Your task is to quote the material that follows, in full and exactly.

- - - - -

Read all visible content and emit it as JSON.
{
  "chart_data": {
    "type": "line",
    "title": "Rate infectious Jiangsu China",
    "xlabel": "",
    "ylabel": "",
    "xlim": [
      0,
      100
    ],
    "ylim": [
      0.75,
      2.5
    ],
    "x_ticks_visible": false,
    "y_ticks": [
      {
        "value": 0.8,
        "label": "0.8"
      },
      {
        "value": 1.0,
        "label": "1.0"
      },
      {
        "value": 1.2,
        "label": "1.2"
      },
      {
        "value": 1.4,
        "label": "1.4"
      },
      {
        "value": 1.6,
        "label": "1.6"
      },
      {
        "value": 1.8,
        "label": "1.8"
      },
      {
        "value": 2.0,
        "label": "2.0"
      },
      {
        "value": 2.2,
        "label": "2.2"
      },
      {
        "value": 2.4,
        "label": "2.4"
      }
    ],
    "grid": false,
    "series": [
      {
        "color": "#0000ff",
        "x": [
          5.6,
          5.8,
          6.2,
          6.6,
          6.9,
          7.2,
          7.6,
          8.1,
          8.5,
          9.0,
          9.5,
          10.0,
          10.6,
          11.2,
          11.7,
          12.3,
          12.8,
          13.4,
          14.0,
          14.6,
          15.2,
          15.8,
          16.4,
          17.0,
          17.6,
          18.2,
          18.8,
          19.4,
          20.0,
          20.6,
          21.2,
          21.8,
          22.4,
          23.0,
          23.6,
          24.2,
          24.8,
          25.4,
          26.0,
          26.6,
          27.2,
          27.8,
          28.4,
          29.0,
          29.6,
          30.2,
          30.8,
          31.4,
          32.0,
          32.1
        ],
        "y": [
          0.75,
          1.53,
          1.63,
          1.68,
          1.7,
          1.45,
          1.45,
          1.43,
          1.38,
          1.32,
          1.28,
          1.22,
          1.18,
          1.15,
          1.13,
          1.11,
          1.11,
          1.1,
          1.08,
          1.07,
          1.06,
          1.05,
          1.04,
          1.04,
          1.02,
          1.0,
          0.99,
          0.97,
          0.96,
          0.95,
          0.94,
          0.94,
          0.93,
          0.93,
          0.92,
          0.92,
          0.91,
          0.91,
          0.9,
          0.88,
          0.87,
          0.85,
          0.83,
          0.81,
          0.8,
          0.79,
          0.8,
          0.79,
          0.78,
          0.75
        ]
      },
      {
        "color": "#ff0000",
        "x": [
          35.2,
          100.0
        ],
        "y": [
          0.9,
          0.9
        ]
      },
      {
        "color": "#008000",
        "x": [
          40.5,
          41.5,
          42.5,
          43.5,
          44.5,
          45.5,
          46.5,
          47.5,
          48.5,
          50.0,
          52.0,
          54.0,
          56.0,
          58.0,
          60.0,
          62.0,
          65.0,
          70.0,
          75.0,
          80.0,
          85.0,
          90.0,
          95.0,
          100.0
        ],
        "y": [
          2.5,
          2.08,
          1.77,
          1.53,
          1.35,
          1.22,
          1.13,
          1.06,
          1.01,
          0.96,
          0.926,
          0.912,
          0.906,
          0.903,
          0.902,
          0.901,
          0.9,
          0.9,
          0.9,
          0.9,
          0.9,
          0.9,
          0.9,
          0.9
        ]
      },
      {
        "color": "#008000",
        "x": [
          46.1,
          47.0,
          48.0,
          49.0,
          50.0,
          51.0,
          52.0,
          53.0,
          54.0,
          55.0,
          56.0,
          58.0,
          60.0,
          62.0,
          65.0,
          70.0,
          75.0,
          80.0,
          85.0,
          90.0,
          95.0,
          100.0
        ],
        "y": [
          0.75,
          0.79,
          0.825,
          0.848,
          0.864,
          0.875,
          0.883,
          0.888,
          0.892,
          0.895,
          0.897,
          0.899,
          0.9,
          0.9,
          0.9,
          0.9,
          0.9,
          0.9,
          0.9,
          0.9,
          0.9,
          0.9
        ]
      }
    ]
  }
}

- - - - -

■ Result of this task ■
Read all visible content and emit it as JSON.
{
  "chart_data": {
    "type": "line",
    "title": "Rate infectious Jiangsu China",
    "xlabel": "",
    "ylabel": "",
    "xlim": [
      0,
      100
    ],
    "ylim": [
      0.75,
      2.5
    ],
    "x_ticks_visible": false,
    "y_ticks": [
      {
        "value": 0.8,
        "label": "0.8"
      },
      {
        "value": 1.0,
        "label": "1.0"
      },
      {
        "value": 1.2,
        "label": "1.2"
      },
      {
        "value": 1.4,
        "label": "1.4"
      },
      {
        "value": 1.6,
        "label": "1.6"
      },
      {
        "value": 1.8,
        "label": "1.8"
      },
      {
        "value": 2.0,
        "label": "2.0"
      },
      {
        "value": 2.2,
        "label": "2.2"
      },
      {
        "value": 2.4,
        "label": "2.4"
      }
    ],
    "grid": false,
    "series": [
      {
        "color": "#0000ff",
        "x": [
          5.6,
          5.8,
          6.2,
          6.6,
          6.9,
          7.2,
          7.6,
          8.1,
          8.5,
          9.0,
          9.5,
          10.0,
          10.6,
          11.2,
          11.7,
          12.3,
          12.8,
          13.4,
          14.0,
          14.6,
          15.2,
          15.8,
          16.4,
          17.0,
          17.6,
          18.2,
          18.8,
          19.4,
          20.0,
          20.6,
          21.2,
          21.8,
          22.4,
          23.0,
          23.6,
          24.2,
          24.8,
          25.4,
          26.0,
          26.6,
          27.2,
          27.8,
          28.4,
          29.0,
          29.6,
          30.2,
          30.8,
          31.4,
          32.0,
          32.1
        ],
        "y": [
          0.75,
          1.53,
          1.63,
          1.68,
          1.7,
          1.45,
          1.45,
          1.43,
          1.38,
          1.32,
          1.28,
          1.22,
          1.18,
          1.15,
          1.13,
          1.11,
          1.11,
          1.1,
          1.08,
          1.07,
          1.06,
          1.05,
          1.04,
          1.04,
          1.02,
          1.0,
          0.99,
          0.97,
          0.96,
          0.95,
          0.94,
          0.94,
          0.93,
          0.93,
          0.92,
          0.92,
          0.91,
          0.91,
          0.9,
          0.88,
          0.87,
          0.85,
          0.83,
          0.81,
          0.8,
          0.79,
          0.8,
          0.79,
          0.78,
          0.75
        ]
      },
      {
        "color": "#ff0000",
        "x": [
          35.2,
          100.0
        ],
        "y": [
          0.9,
          0.9
        ]
      },
      {
        "color": "#008000",
        "x": [
          40.5,
          41.5,
          42.5,
          43.5,
          44.5,
          45.5,
          46.5,
          47.5,
          48.5,
          50.0,
          52.0,
          54.0,
          56.0,
          58.0,
          60.0,
          62.0,
          65.0,
          70.0,
          75.0,
          80.0,
          85.0,
          90.0,
          95.0,
          100.0
        ],
        "y": [
          2.5,
          2.08,
          1.77,
          1.53,
          1.35,
          1.22,
          1.13,
          1.06,
          1.01,
          0.96,
          0.926,
          0.912,
          0.906,
          0.903,
          0.902,
          0.901,
          0.9,
          0.9,
          0.9,
          0.9,
          0.9,
          0.9,
          0.9,
          0.9
        ]
      },
      {
        "color": "#008000",
        "x": [
          46.1,
          47.0,
          48.0,
          49.0,
          50.0,
          51.0,
          52.0,
          53.0,
          54.0,
          55.0,
          56.0,
          58.0,
          60.0,
          62.0,
          65.0,
          70.0,
          75.0,
          80.0,
          85.0,
          90.0,
          95.0,
          100.0
        ],
        "y": [
          0.75,
          0.79,
          0.825,
          0.848,
          0.864,
          0.875,
          0.883,
          0.888,
          0.892,
          0.895,
          0.897,
          0.899,
          0.9,
          0.9,
          0.9,
          0.9,
          0.9,
          0.9,
          0.9,
          0.9,
          0.9,
          0.9
        ]
      }
    ]
  }
}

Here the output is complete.